▶ [Problem] Count how many lines hold the word "Street" and give that number as the whole answer.

◆ ◆ ◆

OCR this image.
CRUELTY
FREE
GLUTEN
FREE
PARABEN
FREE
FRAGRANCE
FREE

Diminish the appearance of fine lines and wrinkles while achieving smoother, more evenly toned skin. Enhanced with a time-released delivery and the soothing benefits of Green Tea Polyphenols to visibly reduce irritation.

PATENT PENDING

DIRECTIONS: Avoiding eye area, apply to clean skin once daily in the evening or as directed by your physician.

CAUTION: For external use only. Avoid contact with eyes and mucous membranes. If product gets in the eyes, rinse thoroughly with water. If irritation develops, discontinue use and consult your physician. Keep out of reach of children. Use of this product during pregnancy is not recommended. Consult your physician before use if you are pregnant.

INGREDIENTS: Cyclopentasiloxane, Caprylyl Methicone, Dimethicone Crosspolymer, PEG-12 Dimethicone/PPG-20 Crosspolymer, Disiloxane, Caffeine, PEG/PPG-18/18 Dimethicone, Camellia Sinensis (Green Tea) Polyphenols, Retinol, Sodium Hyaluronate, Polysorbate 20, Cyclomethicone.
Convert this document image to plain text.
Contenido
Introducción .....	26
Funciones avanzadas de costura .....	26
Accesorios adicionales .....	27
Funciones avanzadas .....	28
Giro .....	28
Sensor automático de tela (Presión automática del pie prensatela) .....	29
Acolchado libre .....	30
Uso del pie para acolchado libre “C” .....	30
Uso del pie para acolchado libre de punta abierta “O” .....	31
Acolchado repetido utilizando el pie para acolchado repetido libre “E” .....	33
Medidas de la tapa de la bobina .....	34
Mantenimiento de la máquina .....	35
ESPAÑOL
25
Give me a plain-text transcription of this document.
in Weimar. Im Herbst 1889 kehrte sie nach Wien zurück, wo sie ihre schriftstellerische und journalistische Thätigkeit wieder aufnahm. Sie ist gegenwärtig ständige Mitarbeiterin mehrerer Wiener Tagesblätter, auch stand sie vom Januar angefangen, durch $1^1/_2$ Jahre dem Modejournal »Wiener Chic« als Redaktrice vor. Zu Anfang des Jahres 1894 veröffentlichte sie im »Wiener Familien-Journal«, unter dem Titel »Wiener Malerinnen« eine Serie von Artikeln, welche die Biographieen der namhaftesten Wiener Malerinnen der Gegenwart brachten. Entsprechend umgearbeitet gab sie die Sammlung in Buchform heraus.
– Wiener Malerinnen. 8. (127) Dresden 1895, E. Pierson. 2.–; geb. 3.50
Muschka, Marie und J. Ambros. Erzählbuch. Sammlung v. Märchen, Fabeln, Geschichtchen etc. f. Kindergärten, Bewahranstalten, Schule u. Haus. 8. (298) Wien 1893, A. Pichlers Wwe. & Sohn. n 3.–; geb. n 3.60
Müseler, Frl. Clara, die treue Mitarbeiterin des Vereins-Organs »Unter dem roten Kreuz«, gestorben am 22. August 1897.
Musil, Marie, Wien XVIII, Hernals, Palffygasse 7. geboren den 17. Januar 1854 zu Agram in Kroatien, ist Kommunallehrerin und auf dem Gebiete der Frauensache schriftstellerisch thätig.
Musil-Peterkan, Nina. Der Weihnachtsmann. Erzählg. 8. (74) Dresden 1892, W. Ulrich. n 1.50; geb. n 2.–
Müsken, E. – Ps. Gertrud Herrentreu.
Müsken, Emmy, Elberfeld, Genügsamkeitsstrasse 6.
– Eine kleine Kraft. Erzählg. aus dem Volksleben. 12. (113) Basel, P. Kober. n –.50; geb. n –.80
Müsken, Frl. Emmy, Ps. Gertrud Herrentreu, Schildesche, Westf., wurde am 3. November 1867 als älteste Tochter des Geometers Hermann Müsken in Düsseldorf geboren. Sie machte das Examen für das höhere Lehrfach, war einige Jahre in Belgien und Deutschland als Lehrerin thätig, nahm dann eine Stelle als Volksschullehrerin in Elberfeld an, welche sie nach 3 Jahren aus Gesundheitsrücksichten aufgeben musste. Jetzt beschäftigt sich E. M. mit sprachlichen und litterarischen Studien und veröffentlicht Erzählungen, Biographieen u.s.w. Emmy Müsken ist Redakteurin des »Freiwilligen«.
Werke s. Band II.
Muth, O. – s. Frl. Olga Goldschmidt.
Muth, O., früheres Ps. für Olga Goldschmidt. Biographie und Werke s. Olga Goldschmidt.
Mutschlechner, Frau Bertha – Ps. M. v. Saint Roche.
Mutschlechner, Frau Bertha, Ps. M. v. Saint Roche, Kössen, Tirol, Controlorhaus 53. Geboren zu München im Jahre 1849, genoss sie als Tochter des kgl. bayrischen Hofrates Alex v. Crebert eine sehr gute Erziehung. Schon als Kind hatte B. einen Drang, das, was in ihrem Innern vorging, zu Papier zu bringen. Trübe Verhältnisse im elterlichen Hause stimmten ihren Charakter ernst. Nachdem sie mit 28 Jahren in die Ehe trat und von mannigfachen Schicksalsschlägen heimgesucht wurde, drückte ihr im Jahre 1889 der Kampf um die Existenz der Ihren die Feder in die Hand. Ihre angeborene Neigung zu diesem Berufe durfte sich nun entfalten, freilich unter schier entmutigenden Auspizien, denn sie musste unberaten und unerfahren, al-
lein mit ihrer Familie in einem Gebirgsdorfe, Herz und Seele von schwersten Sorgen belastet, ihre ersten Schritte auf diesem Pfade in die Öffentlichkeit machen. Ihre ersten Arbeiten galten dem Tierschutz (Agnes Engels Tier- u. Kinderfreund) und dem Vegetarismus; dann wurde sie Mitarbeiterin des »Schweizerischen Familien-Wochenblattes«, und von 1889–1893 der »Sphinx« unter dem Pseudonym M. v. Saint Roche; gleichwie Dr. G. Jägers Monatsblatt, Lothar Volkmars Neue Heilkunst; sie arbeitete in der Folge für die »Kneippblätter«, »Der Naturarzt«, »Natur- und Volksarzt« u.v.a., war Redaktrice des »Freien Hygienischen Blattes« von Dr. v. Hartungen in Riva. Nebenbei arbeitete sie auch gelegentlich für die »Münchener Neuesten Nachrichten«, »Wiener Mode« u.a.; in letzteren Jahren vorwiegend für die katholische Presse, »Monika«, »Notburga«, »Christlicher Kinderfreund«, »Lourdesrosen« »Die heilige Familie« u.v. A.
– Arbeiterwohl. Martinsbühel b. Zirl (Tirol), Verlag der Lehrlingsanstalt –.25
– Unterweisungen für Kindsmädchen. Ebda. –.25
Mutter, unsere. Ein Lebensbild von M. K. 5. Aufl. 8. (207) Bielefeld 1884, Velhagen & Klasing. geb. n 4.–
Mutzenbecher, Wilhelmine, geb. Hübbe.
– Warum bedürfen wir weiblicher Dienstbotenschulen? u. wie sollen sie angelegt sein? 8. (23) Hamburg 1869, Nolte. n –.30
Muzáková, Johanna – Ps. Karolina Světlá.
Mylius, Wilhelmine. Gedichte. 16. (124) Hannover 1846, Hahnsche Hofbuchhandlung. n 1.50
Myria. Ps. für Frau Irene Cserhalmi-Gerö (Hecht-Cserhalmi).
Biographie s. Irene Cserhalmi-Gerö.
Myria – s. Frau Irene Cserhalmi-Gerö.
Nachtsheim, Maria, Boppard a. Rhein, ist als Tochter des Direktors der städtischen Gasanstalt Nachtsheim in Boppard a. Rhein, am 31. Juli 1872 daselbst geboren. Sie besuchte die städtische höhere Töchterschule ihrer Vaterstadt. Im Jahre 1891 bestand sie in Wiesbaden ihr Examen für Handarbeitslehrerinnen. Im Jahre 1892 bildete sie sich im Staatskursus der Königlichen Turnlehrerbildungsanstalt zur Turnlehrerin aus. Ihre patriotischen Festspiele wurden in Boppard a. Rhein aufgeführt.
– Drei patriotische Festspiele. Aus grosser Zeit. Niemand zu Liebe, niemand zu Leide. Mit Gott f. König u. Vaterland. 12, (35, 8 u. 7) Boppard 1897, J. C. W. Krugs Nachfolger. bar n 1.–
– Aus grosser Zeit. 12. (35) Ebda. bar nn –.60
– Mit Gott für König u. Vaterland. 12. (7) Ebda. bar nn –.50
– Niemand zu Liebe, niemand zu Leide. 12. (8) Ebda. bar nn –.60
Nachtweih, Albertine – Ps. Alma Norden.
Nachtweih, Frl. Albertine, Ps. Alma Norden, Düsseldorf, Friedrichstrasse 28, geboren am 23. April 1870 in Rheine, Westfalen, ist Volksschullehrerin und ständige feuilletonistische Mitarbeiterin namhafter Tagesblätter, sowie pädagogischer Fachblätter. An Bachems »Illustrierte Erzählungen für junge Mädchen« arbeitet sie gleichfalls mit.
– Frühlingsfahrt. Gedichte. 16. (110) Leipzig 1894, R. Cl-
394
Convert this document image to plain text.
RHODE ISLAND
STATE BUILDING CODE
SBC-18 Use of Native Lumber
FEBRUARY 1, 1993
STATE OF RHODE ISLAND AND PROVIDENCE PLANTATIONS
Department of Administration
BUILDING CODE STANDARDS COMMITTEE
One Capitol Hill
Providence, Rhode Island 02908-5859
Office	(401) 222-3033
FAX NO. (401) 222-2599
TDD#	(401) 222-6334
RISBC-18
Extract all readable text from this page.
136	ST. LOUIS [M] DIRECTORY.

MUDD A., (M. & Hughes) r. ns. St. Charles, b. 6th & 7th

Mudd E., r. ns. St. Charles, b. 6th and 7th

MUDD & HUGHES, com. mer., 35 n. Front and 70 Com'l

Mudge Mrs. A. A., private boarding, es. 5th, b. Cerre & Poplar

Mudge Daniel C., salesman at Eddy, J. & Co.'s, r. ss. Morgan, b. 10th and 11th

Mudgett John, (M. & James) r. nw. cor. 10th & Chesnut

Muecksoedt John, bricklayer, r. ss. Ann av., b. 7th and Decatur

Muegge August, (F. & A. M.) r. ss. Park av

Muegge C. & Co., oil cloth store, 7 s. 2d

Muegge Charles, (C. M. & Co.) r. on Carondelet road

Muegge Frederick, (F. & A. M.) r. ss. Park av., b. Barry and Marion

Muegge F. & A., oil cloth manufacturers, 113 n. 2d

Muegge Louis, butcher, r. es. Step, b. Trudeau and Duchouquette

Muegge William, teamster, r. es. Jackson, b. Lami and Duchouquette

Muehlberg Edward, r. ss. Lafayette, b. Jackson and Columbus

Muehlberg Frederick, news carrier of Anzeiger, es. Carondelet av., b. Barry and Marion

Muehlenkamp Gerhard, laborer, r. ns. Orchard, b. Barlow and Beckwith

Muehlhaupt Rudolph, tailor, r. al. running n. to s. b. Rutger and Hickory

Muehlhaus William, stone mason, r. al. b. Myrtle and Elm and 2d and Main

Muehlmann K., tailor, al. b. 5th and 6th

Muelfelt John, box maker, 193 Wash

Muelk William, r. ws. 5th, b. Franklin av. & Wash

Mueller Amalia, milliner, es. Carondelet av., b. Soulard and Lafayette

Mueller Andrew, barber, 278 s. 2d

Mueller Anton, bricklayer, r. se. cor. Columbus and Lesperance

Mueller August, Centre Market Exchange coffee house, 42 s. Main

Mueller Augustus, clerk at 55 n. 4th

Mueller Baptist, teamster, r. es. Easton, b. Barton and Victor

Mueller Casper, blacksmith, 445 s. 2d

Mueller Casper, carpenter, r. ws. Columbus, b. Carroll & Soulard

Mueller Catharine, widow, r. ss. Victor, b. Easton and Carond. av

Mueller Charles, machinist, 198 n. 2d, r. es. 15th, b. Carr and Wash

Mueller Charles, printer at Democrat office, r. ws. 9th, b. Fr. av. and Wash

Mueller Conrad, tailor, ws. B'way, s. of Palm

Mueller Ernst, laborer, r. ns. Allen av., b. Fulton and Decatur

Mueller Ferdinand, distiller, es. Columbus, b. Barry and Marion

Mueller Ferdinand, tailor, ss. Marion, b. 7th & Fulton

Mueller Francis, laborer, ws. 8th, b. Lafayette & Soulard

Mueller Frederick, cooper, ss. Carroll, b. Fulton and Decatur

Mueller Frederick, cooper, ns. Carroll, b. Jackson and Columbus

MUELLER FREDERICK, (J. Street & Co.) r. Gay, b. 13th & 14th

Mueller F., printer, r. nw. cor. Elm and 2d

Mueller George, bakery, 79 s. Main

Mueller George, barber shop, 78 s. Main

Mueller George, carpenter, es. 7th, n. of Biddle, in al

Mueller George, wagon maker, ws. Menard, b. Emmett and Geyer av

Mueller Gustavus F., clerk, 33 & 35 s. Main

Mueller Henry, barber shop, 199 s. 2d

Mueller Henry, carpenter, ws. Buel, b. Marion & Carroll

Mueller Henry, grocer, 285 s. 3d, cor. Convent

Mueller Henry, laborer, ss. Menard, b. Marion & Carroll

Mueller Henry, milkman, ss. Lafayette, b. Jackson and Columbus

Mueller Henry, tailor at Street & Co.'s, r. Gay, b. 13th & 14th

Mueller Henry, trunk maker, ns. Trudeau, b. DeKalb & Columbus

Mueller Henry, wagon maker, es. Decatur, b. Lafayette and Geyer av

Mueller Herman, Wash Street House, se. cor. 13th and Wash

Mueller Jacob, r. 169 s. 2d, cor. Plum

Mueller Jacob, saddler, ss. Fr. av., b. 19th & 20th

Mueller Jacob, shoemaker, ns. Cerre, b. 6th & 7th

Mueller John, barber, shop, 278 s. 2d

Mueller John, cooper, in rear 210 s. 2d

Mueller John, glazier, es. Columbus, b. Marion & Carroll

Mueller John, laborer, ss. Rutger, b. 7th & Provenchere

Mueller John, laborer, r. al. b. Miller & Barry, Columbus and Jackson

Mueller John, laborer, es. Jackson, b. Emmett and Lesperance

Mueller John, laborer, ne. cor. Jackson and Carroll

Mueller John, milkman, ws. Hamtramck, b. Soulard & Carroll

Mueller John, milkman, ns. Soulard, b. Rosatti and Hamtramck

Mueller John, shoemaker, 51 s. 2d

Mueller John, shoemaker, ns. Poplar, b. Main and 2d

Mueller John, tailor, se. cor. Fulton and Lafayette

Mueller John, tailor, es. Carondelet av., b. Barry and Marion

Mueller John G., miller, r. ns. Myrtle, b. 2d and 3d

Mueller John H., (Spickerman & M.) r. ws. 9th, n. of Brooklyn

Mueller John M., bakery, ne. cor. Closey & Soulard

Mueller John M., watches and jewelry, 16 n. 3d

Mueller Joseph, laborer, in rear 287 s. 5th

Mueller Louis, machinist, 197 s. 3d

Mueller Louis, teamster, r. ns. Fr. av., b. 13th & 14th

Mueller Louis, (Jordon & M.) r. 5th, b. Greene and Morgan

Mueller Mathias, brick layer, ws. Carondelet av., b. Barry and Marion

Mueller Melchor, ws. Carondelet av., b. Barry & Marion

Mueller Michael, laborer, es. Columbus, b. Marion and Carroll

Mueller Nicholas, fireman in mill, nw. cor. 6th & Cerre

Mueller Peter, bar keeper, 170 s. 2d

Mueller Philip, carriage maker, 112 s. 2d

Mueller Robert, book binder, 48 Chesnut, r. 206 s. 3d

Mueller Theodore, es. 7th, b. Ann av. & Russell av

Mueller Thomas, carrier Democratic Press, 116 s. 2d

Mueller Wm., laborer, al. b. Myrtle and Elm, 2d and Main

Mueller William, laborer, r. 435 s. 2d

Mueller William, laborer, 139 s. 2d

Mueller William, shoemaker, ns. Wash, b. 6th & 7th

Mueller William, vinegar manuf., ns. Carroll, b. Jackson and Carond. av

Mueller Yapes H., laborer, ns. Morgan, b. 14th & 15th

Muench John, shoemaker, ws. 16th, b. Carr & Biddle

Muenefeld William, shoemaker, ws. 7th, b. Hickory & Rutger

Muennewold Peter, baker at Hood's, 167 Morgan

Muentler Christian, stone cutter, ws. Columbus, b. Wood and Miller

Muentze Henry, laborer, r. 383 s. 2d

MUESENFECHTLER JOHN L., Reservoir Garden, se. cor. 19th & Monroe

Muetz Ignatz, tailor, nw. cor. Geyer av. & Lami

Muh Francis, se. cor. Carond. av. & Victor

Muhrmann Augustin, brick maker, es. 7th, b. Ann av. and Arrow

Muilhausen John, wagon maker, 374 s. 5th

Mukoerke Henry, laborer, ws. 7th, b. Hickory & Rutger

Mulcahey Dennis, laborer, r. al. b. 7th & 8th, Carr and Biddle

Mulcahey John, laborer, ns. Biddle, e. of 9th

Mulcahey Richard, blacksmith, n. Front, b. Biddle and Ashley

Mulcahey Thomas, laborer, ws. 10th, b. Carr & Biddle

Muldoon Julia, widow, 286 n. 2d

◆ ◆ ◆

▶ [Worked answer] 3